## Work to do
Write out the entries again exactly as they are given.

## Data shown
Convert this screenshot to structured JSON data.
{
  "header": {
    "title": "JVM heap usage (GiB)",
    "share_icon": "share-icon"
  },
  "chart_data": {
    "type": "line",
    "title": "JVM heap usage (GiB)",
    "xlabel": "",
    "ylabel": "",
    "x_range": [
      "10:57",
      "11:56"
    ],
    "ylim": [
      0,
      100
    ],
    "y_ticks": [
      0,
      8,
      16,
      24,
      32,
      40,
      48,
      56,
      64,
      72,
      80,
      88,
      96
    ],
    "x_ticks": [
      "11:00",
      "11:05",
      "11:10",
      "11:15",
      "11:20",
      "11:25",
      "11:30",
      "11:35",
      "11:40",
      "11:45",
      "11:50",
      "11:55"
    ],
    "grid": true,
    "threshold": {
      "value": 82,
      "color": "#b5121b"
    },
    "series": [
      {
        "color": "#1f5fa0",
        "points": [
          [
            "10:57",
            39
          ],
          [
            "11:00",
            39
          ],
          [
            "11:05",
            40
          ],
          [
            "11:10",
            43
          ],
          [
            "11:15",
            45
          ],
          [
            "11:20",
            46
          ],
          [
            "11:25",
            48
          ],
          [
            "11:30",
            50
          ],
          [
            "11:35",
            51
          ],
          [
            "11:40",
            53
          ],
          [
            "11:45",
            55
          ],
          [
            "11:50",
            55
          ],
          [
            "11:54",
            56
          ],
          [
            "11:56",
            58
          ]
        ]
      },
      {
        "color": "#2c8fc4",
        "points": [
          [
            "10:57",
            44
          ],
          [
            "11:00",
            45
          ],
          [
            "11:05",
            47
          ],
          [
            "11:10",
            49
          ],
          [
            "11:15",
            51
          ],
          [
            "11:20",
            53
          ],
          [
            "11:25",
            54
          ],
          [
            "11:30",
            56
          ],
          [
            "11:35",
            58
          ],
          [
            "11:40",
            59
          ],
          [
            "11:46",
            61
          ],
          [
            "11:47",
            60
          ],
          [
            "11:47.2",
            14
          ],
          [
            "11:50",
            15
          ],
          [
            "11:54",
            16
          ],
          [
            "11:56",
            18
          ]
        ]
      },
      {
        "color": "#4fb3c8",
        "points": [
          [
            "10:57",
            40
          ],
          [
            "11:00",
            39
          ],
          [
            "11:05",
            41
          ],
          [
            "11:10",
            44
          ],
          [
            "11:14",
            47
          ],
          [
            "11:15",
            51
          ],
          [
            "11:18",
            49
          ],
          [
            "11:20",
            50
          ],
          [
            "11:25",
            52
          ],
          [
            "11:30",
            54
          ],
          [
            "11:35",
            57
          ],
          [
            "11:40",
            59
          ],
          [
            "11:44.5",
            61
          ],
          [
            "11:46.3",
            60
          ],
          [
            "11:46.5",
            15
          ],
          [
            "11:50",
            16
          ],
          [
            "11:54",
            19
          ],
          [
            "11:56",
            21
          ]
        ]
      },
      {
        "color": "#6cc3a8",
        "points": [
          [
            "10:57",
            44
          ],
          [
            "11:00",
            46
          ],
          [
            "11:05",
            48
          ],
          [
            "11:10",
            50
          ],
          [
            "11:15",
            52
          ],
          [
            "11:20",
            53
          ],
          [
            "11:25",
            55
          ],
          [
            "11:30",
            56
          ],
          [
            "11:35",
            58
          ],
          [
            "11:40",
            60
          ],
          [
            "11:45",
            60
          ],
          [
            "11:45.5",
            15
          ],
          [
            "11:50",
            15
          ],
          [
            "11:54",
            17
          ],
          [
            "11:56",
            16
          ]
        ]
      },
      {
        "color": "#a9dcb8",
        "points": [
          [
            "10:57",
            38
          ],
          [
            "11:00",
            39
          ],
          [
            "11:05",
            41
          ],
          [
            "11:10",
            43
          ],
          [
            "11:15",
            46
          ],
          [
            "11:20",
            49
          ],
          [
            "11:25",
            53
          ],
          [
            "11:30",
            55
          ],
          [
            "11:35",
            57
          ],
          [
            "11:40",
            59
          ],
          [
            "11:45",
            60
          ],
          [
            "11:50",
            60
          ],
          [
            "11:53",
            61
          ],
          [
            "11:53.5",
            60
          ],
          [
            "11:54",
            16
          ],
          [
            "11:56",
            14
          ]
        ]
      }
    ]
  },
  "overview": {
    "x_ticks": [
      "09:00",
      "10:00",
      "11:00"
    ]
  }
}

## Written solution
Convert this screenshot to structured JSON data.
{
  "header": {
    "title": "JVM heap usage (GiB)",
    "share_icon": "share-icon"
  },
  "chart_data": {
    "type": "line",
    "title": "JVM heap usage (GiB)",
    "xlabel": "",
    "ylabel": "",
    "x_range": [
      "10:57",
      "11:56"
    ],
    "ylim": [
      0,
      100
    ],
    "y_ticks": [
      0,
      8,
      16,
      24,
      32,
      40,
      48,
      56,
      64,
      72,
      80,
      88,
      96
    ],
    "x_ticks": [
      "11:00",
      "11:05",
      "11:10",
      "11:15",
      "11:20",
      "11:25",
      "11:30",
      "11:35",
      "11:40",
      "11:45",
      "11:50",
      "11:55"
    ],
    "grid": true,
    "threshold": {
      "value": 82,
      "color": "#b5121b"
    },
    "series": [
      {
        "color": "#1f5fa0",
        "points": [
          [
            "10:57",
            39
          ],
          [
            "11:00",
            39
          ],
          [
            "11:05",
            40
          ],
          [
            "11:10",
            43
          ],
          [
            "11:15",
            45
          ],
          [
            "11:20",
            46
          ],
          [
            "11:25",
            48
          ],
          [
            "11:30",
            50
          ],
          [
            "11:35",
            51
          ],
          [
            "11:40",
            53
          ],
          [
            "11:45",
            55
          ],
          [
            "11:50",
            55
          ],
          [
            "11:54",
            56
          ],
          [
            "11:56",
            58
          ]
        ]
      },
      {
        "color": "#2c8fc4",
        "points": [
          [
            "10:57",
            44
          ],
          [
            "11:00",
            45
          ],
          [
            "11:05",
            47
          ],
          [
            "11:10",
            49
          ],
          [
            "11:15",
            51
          ],
          [
            "11:20",
            53
          ],
          [
            "11:25",
            54
          ],
          [
            "11:30",
            56
          ],
          [
            "11:35",
            58
          ],
          [
            "11:40",
            59
          ],
          [
            "11:46",
            61
          ],
          [
            "11:47",
            60
          ],
          [
            "11:47.2",
            14
          ],
          [
            "11:50",
            15
          ],
          [
            "11:54",
            16
          ],
          [
            "11:56",
            18
          ]
        ]
      },
      {
        "color": "#4fb3c8",
        "points": [
          [
            "10:57",
            40
          ],
          [
            "11:00",
            39
          ],
          [
            "11:05",
            41
          ],
          [
            "11:10",
            44
          ],
          [
            "11:14",
            47
          ],
          [
            "11:15",
            51
          ],
          [
            "11:18",
            49
          ],
          [
            "11:20",
            50
          ],
          [
            "11:25",
            52
          ],
          [
            "11:30",
            54
          ],
          [
            "11:35",
            57
          ],
          [
            "11:40",
            59
          ],
          [
            "11:44.5",
            61
          ],
          [
            "11:46.3",
            60
          ],
          [
            "11:46.5",
            15
          ],
          [
            "11:50",
            16
          ],
          [
            "11:54",
            19
          ],
          [
            "11:56",
            21
          ]
        ]
      },
      {
        "color": "#6cc3a8",
        "points": [
          [
            "10:57",
            44
          ],
          [
            "11:00",
            46
          ],
          [
            "11:05",
            48
          ],
          [
            "11:10",
            50
          ],
          [
            "11:15",
            52
          ],
          [
            "11:20",
            53
          ],
          [
            "11:25",
            55
          ],
          [
            "11:30",
            56
          ],
          [
            "11:35",
            58
          ],
          [
            "11:40",
            60
          ],
          [
            "11:45",
            60
          ],
          [
            "11:45.5",
            15
          ],
          [
            "11:50",
            15
          ],
          [
            "11:54",
            17
          ],
          [
            "11:56",
            16
          ]
        ]
      },
      {
        "color": "#a9dcb8",
        "points": [
          [
            "10:57",
            38
          ],
          [
            "11:00",
            39
          ],
          [
            "11:05",
            41
          ],
          [
            "11:10",
            43
          ],
          [
            "11:15",
            46
          ],
          [
            "11:20",
            49
          ],
          [
            "11:25",
            53
          ],
          [
            "11:30",
            55
          ],
          [
            "11:35",
            57
          ],
          [
            "11:40",
            59
          ],
          [
            "11:45",
            60
          ],
          [
            "11:50",
            60
          ],
          [
            "11:53",
            61
          ],
          [
            "11:53.5",
            60
          ],
          [
            "11:54",
            16
          ],
          [
            "11:56",
            14
          ]
        ]
      }
    ]
  },
  "overview": {
    "x_ticks": [
      "09:00",
      "10:00",
      "11:00"
    ]
  }
}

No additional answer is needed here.